# THE EXERCISE
Find the number of lines in these records where the word "direction" appears. Reply with that number and nothing more.

[Stored entries]

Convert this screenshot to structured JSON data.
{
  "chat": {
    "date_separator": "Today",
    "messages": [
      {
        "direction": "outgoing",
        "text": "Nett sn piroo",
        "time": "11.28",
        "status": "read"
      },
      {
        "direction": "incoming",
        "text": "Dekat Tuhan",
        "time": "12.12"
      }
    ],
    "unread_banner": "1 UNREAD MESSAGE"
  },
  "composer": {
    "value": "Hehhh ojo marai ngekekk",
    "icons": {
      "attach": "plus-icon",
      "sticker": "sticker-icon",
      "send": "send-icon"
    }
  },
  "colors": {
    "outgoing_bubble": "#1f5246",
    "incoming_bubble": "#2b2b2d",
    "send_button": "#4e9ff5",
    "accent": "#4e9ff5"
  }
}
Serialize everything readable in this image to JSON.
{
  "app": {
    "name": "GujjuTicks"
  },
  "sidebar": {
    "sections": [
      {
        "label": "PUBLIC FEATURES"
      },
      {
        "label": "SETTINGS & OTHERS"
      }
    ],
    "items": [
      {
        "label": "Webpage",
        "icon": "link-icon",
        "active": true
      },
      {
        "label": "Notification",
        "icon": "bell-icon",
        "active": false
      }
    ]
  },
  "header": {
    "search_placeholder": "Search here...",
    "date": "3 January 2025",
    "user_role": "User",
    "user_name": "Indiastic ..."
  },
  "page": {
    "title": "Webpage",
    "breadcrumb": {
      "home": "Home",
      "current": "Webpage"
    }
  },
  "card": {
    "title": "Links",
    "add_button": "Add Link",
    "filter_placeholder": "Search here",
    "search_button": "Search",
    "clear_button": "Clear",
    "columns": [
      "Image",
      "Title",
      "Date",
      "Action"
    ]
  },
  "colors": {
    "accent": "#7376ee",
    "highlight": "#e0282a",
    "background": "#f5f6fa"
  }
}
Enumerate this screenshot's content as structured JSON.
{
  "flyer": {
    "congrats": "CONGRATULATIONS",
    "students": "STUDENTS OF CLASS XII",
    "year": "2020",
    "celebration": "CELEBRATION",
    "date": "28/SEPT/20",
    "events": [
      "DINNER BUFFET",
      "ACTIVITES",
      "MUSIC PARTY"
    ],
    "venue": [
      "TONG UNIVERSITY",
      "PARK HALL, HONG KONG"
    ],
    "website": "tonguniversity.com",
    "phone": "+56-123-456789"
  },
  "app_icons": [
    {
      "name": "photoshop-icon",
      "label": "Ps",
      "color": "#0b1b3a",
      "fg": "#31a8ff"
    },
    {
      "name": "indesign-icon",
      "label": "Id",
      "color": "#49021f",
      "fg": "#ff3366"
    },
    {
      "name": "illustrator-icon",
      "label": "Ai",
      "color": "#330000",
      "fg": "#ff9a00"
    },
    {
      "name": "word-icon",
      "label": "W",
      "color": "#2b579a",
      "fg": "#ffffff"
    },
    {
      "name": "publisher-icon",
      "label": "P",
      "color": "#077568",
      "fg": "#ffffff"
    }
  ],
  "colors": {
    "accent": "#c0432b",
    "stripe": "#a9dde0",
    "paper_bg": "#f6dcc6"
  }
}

# OUTPUT OF THE EXERCISE
2